Saved entries:
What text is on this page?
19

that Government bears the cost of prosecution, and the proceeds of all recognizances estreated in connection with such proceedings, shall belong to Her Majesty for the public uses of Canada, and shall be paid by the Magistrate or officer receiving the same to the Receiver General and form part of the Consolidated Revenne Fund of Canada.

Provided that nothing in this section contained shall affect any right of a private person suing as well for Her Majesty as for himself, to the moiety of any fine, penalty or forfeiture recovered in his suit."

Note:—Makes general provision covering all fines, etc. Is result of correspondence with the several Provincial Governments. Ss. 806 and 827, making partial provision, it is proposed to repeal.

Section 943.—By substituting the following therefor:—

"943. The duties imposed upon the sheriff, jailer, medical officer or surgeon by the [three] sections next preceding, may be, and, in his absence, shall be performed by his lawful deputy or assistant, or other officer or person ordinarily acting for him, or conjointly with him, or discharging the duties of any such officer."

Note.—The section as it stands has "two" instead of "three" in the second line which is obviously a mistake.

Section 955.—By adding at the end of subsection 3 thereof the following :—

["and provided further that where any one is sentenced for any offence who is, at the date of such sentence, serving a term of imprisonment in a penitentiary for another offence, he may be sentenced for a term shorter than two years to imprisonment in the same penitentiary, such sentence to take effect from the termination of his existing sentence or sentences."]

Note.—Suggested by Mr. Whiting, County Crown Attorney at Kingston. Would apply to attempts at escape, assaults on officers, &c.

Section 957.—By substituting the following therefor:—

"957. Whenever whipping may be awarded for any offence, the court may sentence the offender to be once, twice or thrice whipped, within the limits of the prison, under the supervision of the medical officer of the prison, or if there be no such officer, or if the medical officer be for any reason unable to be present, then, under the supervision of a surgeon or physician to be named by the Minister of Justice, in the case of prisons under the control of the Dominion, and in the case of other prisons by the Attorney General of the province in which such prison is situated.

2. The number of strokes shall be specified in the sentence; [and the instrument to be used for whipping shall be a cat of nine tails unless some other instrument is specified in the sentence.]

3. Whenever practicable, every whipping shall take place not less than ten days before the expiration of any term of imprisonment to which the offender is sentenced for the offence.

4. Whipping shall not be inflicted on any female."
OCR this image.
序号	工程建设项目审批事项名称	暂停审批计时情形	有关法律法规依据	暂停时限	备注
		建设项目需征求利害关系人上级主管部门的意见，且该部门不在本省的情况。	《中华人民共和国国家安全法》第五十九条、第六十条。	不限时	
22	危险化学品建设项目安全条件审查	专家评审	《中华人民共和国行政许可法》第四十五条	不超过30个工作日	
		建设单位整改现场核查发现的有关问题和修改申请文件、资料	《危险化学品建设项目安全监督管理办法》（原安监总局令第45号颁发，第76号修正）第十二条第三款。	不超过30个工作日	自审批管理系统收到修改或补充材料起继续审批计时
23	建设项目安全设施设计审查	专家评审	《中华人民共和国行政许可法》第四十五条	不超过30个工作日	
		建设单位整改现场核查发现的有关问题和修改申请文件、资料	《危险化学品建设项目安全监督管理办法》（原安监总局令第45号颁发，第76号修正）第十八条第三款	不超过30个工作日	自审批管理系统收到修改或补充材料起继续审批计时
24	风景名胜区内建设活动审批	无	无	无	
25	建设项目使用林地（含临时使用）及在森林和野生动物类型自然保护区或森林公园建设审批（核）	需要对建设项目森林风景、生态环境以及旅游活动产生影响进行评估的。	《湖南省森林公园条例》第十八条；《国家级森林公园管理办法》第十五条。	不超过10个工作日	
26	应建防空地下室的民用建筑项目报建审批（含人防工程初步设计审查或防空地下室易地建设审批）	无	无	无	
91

Stated problem:
Give the complete listing a second time, exactly as it reads.

Result for this exercise:
What text is on this page?
19

that Government bears the cost of prosecution, and the proceeds of all recognizances estreated in connection with such proceedings, shall belong to Her Majesty for the public uses of Canada, and shall be paid by the Magistrate or officer receiving the same to the Receiver General and form part of the Consolidated Revenne Fund of Canada.

Provided that nothing in this section contained shall affect any right of a private person suing as well for Her Majesty as for himself, to the moiety of any fine, penalty or forfeiture recovered in his suit."

Note:—Makes general provision covering all fines, etc. Is result of correspondence with the several Provincial Governments. Ss. 806 and 827, making partial provision, it is proposed to repeal.

Section 943.—By substituting the following therefor:—

"943. The duties imposed upon the sheriff, jailer, medical officer or surgeon by the [three] sections next preceding, may be, and, in his absence, shall be performed by his lawful deputy or assistant, or other officer or person ordinarily acting for him, or conjointly with him, or discharging the duties of any such officer."

Note.—The section as it stands has "two" instead of "three" in the second line which is obviously a mistake.

Section 955.—By adding at the end of subsection 3 thereof the following :—

["and provided further that where any one is sentenced for any offence who is, at the date of such sentence, serving a term of imprisonment in a penitentiary for another offence, he may be sentenced for a term shorter than two years to imprisonment in the same penitentiary, such sentence to take effect from the termination of his existing sentence or sentences."]

Note.—Suggested by Mr. Whiting, County Crown Attorney at Kingston. Would apply to attempts at escape, assaults on officers, &c.

Section 957.—By substituting the following therefor:—

"957. Whenever whipping may be awarded for any offence, the court may sentence the offender to be once, twice or thrice whipped, within the limits of the prison, under the supervision of the medical officer of the prison, or if there be no such officer, or if the medical officer be for any reason unable to be present, then, under the supervision of a surgeon or physician to be named by the Minister of Justice, in the case of prisons under the control of the Dominion, and in the case of other prisons by the Attorney General of the province in which such prison is situated.

2. The number of strokes shall be specified in the sentence; [and the instrument to be used for whipping shall be a cat of nine tails unless some other instrument is specified in the sentence.]

3. Whenever practicable, every whipping shall take place not less than ten days before the expiration of any term of imprisonment to which the offender is sentenced for the offence.

4. Whipping shall not be inflicted on any female."
OCR this image.
序号	工程建设项目审批事项名称	暂停审批计时情形	有关法律法规依据	暂停时限	备注
		建设项目需征求利害关系人上级主管部门的意见，且该部门不在本省的情况。	《中华人民共和国国家安全法》第五十九条、第六十条。	不限时	
22	危险化学品建设项目安全条件审查	专家评审	《中华人民共和国行政许可法》第四十五条	不超过30个工作日	
		建设单位整改现场核查发现的有关问题和修改申请文件、资料	《危险化学品建设项目安全监督管理办法》（原安监总局令第45号颁发，第76号修正）第十二条第三款。	不超过30个工作日	自审批管理系统收到修改或补充材料起继续审批计时
23	建设项目安全设施设计审查	专家评审	《中华人民共和国行政许可法》第四十五条	不超过30个工作日	
		建设单位整改现场核查发现的有关问题和修改申请文件、资料	《危险化学品建设项目安全监督管理办法》（原安监总局令第45号颁发，第76号修正）第十八条第三款	不超过30个工作日	自审批管理系统收到修改或补充材料起继续审批计时
24	风景名胜区内建设活动审批	无	无	无	
25	建设项目使用林地（含临时使用）及在森林和野生动物类型自然保护区或森林公园建设审批（核）	需要对建设项目森林风景、生态环境以及旅游活动产生影响进行评估的。	《湖南省森林公园条例》第十八条；《国家级森林公园管理办法》第十五条。	不超过10个工作日	
26	应建防空地下室的民用建筑项目报建审批（含人防工程初步设计审查或防空地下室易地建设审批）	无	无	无	
91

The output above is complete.